## EXERCISE TASKS
(A) In the olive leaf extraction text, what share of oleuropein did the dry extract contain?
(B) Please carry the olive leaf extraction text on from its last sentence.

## DOCUMENT TEXT
=== Begin Enclosure ===

The present study successfully developed a green, rapid microwave-assisted extraction (MAE) protocol for the recovery of an oleuropein-rich polyphenolic extract from olive leaves, a widely available agricultural by-product. The MAE method, using only deionized water at 96 °C for 5 min, yielded a dry extract containing 25.4% (w/w) oleuropein, as confirmed by HPLC-DAD and HPLC-MS. This oleuropein content compares favorably with previously reported water-based MAE protocols [27,45] and is considerably higher than that obtained by conventional solid–liquid extraction [53]. The preservation of intact oleuropein (rather than its hydrolysis product hydroxytyrosol) indicates that the mild extraction conditions minimized thermal degradation [54,69]. The enzymatic degradation of Oleuropein is not favored due to the microwave (MW) drying method applied to the olive leaves. Microwave drying effectively inactivates endogenous leaf enzymes, thereby preventing biotransformation and hydrolytic reactions of oleuropein during the extraction process, as previously described [15]. The detection of 16 bioactive compounds, including flavonoids and secoiridoid derivatives, confirms the rich phytochemical profile of the Koroneiki variety [46,47,48]. The high total phenolic content (781 mg GAE/100 mL) and potent antioxidant activity (EC50,DPPH = 18.29 mL, EC50,ABTS = 12.52 mL, EC50,FRAP = 14.92 mL) demonstrate that the extract is a valuable source of natural antioxidants suitable for food applications.

=== End Enclosure ===

## EXTRACTED MATERIAL
=== Begin Enclosure ===

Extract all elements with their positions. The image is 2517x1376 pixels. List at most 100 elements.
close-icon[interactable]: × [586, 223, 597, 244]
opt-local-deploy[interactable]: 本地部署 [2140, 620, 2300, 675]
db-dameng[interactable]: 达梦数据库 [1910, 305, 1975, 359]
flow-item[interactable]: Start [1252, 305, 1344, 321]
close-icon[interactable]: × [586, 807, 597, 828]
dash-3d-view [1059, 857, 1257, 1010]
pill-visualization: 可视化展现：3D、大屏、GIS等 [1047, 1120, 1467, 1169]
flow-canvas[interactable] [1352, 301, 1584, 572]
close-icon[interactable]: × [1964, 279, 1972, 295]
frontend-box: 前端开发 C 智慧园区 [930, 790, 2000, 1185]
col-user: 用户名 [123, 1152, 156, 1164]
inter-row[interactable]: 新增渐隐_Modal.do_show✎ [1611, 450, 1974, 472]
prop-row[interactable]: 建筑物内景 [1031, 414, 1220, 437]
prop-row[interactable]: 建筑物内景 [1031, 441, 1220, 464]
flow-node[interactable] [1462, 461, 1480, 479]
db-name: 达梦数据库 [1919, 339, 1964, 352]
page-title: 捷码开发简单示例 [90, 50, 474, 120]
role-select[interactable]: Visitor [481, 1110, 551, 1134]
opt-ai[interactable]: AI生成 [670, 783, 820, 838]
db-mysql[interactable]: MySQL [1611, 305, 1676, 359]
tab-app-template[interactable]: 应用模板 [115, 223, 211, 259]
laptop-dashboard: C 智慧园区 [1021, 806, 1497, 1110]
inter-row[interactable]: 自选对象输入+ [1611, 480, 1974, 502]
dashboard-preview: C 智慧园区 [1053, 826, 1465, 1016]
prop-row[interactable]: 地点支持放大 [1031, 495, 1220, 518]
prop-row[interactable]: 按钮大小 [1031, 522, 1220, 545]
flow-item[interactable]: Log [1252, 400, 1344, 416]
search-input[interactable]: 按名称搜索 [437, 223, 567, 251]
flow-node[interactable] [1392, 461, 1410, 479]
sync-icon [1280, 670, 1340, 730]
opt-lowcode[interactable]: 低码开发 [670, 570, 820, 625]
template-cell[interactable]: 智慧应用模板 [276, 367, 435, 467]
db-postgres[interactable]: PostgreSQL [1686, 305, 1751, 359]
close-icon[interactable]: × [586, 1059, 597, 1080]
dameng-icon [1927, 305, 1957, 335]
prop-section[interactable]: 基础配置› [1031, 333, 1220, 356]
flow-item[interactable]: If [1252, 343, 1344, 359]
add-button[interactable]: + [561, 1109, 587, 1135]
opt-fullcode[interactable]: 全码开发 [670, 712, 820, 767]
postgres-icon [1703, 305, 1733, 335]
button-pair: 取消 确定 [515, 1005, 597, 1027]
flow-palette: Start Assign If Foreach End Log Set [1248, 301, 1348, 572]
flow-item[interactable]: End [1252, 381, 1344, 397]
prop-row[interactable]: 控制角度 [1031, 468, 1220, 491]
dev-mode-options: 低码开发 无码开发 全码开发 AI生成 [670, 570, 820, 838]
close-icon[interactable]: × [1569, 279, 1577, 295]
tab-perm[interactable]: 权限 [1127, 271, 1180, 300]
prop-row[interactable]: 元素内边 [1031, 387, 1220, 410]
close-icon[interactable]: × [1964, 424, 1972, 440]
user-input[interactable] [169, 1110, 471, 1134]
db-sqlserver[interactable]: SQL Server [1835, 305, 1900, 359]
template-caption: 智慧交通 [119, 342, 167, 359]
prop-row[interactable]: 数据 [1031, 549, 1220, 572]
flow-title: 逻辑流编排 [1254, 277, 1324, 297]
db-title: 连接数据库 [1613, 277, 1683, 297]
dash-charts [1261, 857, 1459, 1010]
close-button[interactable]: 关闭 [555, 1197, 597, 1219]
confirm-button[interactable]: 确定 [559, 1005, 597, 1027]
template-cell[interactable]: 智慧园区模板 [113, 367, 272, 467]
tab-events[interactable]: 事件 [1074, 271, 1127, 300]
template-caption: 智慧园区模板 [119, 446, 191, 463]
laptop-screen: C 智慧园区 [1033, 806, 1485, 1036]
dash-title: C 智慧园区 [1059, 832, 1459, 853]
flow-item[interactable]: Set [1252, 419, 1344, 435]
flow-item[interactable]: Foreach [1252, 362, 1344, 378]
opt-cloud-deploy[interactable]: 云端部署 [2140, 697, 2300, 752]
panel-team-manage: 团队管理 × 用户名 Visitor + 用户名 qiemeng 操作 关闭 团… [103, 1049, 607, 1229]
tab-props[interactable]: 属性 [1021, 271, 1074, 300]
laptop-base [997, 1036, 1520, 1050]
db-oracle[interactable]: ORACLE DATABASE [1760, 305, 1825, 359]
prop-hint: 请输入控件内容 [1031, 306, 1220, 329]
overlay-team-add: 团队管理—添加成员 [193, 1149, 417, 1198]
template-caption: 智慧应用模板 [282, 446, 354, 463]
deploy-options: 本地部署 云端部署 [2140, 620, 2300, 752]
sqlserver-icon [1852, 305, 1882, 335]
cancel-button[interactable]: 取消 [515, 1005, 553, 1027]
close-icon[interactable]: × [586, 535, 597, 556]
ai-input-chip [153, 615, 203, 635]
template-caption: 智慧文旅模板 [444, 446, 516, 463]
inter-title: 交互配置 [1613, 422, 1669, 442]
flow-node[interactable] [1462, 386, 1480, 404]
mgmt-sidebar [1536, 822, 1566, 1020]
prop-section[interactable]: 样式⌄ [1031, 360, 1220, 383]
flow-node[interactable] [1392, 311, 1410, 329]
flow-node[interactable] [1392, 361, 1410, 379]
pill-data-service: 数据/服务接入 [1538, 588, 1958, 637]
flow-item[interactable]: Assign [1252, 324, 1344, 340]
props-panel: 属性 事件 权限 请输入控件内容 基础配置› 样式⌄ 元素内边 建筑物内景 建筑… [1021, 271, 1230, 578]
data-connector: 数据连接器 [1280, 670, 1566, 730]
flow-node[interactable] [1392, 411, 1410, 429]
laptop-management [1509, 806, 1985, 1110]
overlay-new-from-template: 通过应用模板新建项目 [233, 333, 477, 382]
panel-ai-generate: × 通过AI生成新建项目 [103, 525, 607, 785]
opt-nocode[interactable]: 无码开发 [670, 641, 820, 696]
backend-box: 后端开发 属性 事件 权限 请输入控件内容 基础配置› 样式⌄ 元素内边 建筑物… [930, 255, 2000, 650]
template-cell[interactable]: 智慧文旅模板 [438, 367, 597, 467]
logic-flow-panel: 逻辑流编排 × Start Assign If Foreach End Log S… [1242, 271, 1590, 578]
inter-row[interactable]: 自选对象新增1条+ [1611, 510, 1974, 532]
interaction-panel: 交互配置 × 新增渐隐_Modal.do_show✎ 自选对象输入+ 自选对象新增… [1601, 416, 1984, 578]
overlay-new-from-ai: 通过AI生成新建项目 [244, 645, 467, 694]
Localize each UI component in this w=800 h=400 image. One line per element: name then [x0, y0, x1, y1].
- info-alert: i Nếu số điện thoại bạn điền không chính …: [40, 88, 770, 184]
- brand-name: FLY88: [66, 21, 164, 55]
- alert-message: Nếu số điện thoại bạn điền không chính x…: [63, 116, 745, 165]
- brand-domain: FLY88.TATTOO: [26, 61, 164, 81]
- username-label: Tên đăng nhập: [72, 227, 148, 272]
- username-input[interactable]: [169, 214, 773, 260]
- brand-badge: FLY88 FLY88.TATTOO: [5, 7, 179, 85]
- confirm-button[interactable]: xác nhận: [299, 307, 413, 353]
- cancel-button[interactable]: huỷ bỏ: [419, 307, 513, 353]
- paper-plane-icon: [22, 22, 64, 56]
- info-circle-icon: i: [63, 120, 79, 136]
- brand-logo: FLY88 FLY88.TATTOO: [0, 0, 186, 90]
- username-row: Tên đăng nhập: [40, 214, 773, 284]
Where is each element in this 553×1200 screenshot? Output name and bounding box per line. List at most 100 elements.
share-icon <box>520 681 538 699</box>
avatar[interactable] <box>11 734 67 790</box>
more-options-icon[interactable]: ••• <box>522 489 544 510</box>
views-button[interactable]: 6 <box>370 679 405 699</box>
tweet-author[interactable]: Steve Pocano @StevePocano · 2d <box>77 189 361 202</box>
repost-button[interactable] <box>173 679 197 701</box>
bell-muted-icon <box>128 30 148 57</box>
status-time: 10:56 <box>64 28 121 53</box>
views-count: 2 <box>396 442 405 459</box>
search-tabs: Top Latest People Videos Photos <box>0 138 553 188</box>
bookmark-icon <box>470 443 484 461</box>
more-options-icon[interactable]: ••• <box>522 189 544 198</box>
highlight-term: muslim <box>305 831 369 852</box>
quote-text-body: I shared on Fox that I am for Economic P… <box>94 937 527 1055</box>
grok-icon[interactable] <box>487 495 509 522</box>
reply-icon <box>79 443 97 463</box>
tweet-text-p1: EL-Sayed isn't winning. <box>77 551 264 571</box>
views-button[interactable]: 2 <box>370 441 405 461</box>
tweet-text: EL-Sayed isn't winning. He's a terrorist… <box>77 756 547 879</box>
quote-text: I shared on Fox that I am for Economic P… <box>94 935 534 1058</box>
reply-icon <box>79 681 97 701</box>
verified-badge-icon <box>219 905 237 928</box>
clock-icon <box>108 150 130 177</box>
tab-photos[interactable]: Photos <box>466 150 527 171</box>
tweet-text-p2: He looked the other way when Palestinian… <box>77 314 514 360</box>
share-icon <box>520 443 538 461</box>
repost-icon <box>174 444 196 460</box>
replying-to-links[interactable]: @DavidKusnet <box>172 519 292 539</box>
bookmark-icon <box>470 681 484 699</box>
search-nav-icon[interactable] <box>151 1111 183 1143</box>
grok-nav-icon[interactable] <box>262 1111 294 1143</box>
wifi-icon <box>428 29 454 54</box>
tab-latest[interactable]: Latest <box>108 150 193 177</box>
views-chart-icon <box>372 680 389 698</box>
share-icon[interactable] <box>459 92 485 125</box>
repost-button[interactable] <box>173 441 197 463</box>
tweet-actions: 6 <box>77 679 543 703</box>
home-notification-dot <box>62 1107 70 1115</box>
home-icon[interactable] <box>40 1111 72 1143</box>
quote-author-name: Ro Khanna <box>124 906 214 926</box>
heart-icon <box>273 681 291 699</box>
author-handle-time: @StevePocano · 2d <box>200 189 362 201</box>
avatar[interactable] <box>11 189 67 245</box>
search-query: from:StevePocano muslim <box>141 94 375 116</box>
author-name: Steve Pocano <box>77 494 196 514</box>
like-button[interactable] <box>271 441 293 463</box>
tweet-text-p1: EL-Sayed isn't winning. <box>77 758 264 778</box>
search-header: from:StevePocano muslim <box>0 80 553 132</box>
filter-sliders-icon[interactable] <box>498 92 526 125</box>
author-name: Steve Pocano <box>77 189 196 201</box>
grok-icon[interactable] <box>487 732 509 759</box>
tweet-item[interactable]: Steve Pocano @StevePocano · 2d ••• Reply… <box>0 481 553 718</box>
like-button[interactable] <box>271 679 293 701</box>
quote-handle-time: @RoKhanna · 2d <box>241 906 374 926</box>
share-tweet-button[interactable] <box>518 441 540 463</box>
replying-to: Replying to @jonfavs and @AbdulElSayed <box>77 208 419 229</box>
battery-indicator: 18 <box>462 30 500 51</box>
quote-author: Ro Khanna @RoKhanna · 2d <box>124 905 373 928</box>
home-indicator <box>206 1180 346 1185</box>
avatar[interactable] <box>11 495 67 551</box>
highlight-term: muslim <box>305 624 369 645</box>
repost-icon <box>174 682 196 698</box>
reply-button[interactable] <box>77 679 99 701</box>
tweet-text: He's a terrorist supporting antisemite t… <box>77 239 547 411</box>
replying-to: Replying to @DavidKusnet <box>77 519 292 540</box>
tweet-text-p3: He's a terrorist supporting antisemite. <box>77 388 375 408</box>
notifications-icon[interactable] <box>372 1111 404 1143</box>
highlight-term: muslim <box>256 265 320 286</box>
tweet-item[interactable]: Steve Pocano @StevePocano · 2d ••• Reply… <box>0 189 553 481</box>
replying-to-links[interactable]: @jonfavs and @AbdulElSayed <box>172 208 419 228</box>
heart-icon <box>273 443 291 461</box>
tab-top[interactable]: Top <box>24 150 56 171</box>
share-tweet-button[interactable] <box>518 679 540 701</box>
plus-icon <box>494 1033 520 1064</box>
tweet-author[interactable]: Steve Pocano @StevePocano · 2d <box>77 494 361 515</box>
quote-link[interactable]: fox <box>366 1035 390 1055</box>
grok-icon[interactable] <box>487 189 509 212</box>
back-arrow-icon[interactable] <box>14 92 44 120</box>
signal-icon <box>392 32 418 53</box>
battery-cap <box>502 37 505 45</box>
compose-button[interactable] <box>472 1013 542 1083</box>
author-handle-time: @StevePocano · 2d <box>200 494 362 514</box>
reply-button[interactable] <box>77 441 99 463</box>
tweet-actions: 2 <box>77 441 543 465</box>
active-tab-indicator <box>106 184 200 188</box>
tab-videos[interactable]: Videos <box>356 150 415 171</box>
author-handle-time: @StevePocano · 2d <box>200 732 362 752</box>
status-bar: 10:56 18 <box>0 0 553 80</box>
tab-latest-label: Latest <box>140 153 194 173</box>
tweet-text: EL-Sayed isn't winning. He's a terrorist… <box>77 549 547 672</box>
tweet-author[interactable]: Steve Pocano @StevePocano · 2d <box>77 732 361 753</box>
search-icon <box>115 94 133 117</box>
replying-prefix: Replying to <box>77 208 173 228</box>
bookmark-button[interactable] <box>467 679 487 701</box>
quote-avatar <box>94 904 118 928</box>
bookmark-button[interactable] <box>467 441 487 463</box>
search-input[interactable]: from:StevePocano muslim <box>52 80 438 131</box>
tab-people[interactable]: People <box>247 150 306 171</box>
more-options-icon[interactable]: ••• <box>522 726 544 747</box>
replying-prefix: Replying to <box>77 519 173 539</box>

=== End Enclosure ===

## ANSWERS FOR EACH ITEM
(A) 25.4% (w/w)

(B)
To overcome the limitations of direct application of oleuropein (bitterness, instability), the OLE was encapsulated into an edible natural zeolite (clinoptilolite) via a simple adsorption and lyophilization process. The formation of OLE@NZ nanohybrids was confirmed by ATR-FTIR (shifts in O–H and Si–OH bands indicating hydrogen bonding) and SEM (rougher zeolite surfaces covered with an amorphous polyphenol layer). The nanohybrid exhibited strong antioxidant activity (EC50,DPPH = 2.74 mg, EC50,ABTS = 1.87 mg, EC50,FRAP = 2.24 mg) and a TPC of 426 mg GAE/g. The nanohybrid exhibited a TPC of 426 mg GAE/g, which is about one-tenth of that of the pure lyophilized OLE (4260 mg GAE/g). However, the exact mass loading of OLE onto zeolite was not determined in this study due to the absence of post-adsorption TPC measurements. Thus, the nanohybrid is presented as an effective antioxidant material with known phenolic content and radical scavenging activity, rather than with a specified OLE mass loading. Notably, the relative ranking of the three antioxidant assays (ABTS > FRAP > DPPH) remained unchanged after encapsulation, indicating that the zeolite carrier does not alter the radical scavenging mechanism of the polyphenols. The lower EC50 values per mass of nanohybrid compared to freeze-dried OLE confirm that the zeolite matrix effectively concentrates the bioactive compounds, delivering them in a solid, easy-to-handle form.
Two prototype food applications were evaluated. First, a functional seasoning was prepared by physically mixing 5% w/w OLE@NZ with NaCl. The fortified salt retained the antioxidant activity of the nanohybrid, as evidenced by EC50,DPPH = 50.82 mg salt, which corresponds to 2.54 mg of OLE@NZ, in excellent agreement with the pure nanohybrid (2.74 mg). The TPC of the salt (23.9 mg GAE/g) was also close to the theoretical 5% loading. These results demonstrate that simple dry mixing is sufficient to produce a homogeneous functional salt without degradation of the polyphenols. Such a product could offer a convenient vehicle for delivering antioxidants while potentially mitigating oxidative stress associated with high-sodium diets [38,39].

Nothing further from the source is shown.